** EXERCISE **
In the listing below, how many lines contain the word "this"? Please respond with the number only.

Dataset excerpts

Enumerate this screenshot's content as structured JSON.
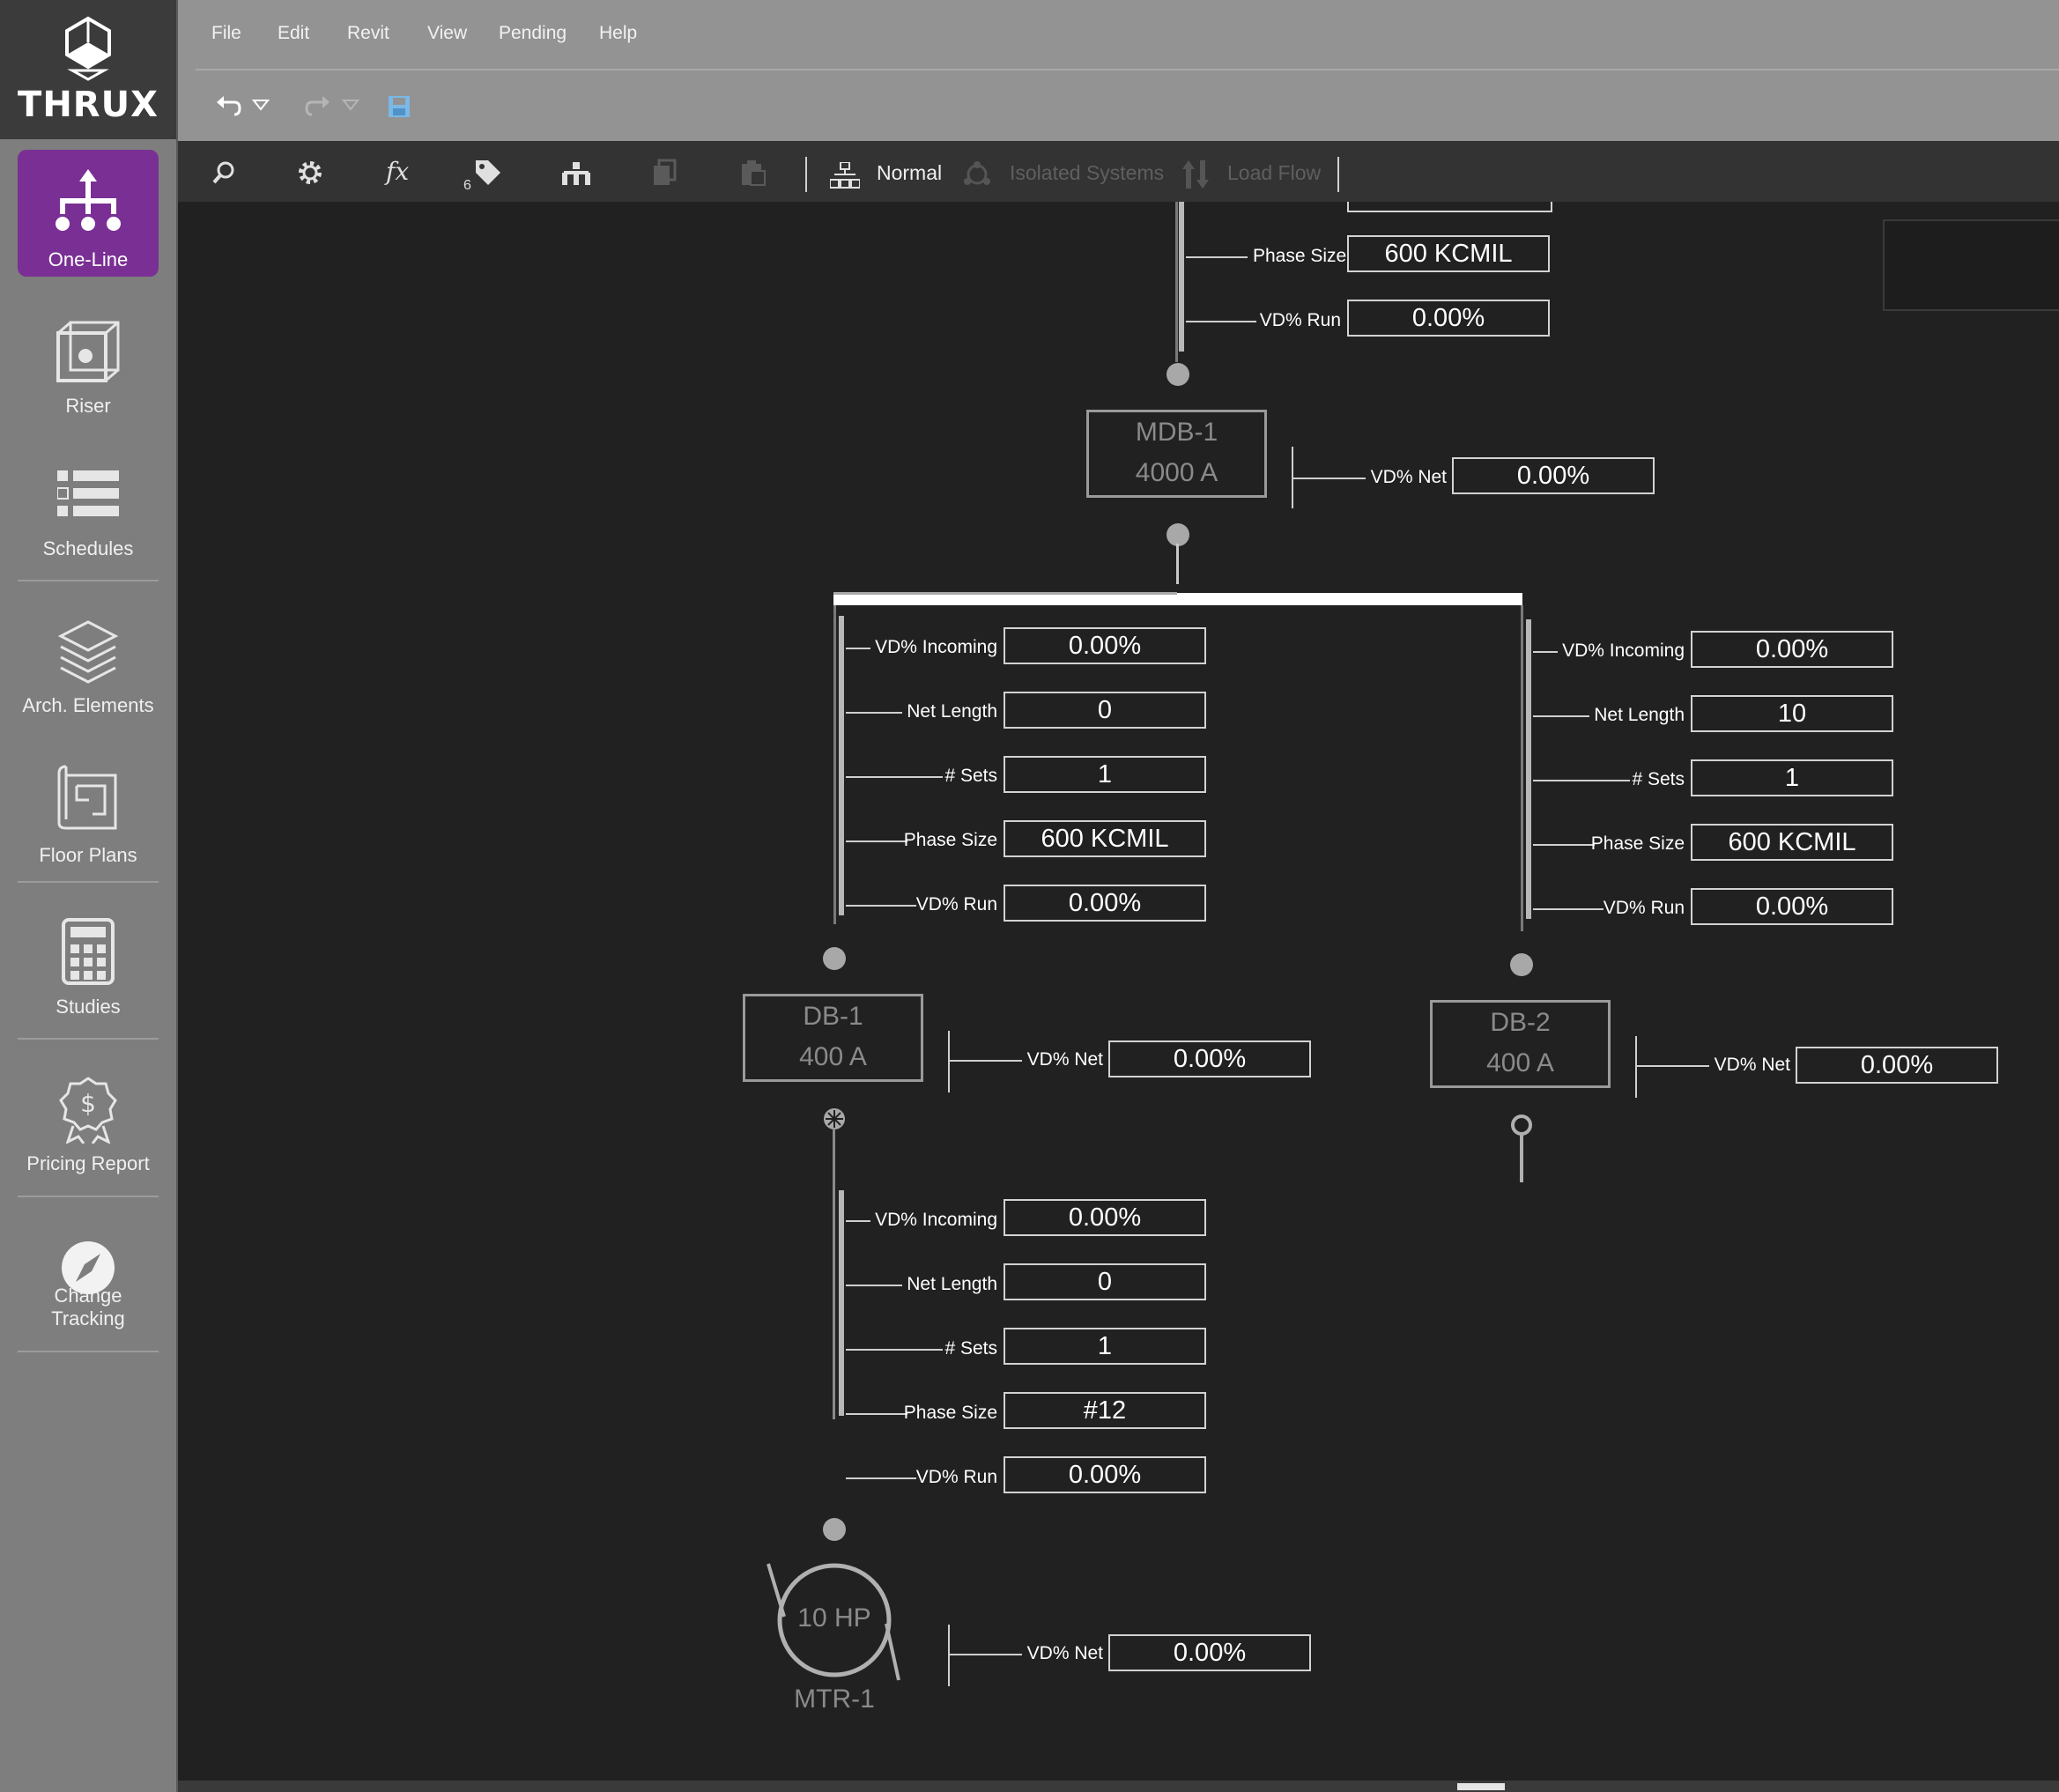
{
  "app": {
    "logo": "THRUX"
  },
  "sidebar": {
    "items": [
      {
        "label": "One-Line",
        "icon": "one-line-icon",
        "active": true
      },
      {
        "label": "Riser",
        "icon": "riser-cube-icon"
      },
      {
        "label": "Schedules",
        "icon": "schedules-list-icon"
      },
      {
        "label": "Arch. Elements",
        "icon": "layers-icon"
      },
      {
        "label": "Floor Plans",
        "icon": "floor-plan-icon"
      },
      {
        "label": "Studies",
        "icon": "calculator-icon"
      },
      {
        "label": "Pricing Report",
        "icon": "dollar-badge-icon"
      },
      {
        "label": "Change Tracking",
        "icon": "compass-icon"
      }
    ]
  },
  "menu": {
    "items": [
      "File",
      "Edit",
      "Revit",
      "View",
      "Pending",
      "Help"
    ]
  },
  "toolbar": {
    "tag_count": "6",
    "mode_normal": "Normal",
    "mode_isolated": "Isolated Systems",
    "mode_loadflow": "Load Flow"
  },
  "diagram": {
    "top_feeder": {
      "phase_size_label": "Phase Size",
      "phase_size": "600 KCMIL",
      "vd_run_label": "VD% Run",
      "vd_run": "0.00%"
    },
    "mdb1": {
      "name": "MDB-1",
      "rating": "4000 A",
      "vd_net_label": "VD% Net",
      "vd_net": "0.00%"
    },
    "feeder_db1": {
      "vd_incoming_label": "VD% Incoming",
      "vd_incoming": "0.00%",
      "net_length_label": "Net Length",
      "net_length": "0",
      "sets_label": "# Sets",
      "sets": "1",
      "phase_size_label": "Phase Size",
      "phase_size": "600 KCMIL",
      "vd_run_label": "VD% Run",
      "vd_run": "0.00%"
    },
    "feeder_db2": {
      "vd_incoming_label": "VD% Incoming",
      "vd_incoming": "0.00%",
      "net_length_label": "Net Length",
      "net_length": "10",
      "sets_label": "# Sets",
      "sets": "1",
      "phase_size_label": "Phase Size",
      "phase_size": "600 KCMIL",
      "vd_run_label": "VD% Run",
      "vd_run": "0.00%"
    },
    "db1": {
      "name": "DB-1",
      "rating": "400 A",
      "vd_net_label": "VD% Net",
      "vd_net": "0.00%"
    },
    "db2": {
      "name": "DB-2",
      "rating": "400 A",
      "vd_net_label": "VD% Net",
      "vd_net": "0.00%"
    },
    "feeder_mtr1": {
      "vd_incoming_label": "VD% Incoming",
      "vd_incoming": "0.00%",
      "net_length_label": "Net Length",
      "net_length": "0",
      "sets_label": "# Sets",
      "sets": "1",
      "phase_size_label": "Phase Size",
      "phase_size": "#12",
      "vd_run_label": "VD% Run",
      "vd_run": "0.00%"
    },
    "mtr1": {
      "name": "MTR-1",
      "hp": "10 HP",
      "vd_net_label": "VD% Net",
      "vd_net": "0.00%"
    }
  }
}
--
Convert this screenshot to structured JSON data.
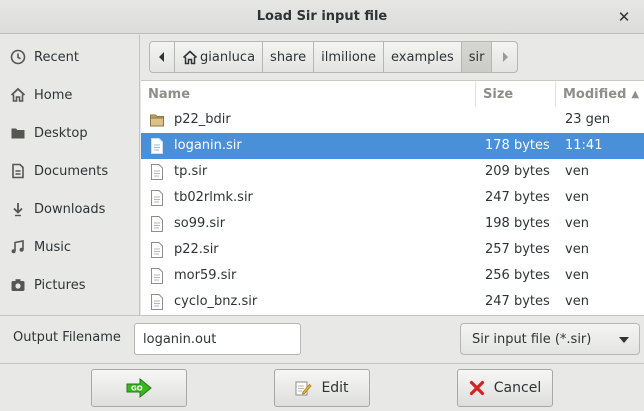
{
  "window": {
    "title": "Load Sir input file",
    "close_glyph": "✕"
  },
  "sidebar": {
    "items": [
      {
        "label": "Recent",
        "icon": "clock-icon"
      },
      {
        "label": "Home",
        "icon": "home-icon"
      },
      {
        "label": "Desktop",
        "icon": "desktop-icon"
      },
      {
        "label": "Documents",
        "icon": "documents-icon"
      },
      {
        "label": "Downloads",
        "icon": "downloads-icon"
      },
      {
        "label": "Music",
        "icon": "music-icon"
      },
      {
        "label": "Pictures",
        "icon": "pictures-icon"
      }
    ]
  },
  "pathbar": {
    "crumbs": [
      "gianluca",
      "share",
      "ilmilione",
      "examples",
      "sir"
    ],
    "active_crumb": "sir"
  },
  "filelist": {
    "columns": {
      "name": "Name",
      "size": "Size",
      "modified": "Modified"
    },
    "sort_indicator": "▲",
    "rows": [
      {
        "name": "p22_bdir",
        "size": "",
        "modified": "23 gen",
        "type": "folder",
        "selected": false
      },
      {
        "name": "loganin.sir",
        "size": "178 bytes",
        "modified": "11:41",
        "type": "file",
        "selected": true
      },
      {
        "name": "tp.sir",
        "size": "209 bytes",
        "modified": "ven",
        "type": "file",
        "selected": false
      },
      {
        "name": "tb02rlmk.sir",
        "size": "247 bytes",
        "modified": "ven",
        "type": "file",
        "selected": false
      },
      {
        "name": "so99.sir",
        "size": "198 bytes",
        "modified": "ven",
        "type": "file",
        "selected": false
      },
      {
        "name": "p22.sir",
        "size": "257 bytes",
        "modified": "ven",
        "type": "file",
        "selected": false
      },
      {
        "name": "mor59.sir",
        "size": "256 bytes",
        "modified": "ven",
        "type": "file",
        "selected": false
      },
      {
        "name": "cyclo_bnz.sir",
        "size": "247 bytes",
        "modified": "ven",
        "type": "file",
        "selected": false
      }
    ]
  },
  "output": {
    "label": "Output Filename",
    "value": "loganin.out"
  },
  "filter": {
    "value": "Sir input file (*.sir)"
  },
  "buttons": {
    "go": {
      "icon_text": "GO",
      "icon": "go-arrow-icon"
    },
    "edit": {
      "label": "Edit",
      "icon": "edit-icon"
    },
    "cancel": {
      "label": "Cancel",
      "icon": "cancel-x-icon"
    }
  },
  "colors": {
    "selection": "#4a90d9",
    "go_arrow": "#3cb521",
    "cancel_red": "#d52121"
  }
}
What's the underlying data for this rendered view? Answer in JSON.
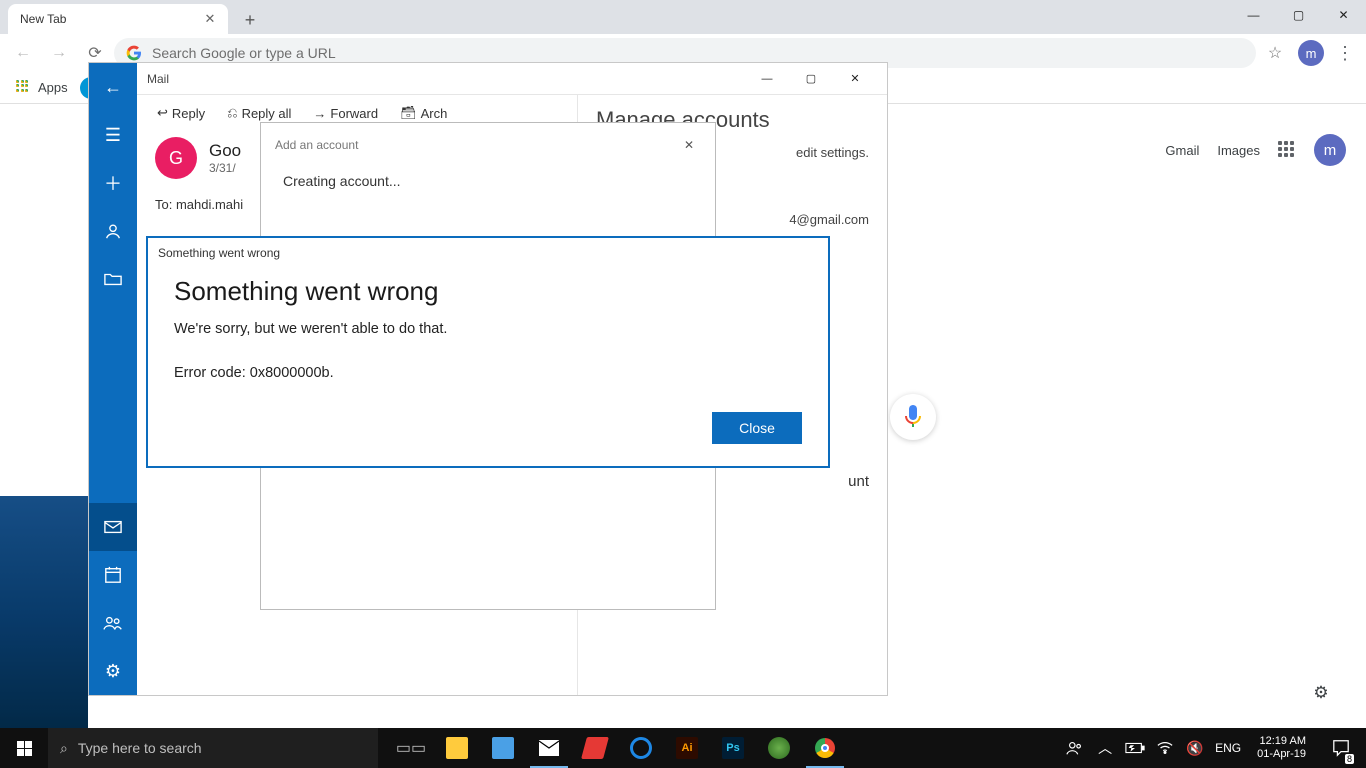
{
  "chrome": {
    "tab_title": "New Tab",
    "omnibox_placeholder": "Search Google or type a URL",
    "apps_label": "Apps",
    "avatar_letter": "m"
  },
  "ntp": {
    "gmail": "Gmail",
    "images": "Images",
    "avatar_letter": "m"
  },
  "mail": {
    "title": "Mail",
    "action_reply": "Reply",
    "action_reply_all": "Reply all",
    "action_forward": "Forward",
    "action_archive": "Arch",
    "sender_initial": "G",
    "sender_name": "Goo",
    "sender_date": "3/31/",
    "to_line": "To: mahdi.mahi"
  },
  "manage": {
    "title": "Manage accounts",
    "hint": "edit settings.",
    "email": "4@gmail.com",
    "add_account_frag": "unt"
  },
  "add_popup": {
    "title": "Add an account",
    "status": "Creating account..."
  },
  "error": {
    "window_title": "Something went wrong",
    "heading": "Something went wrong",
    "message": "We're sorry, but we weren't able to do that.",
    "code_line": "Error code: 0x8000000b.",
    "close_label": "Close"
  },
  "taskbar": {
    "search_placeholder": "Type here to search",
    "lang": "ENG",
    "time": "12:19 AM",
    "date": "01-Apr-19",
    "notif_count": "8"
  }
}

** THE COMPLETED TASK **
3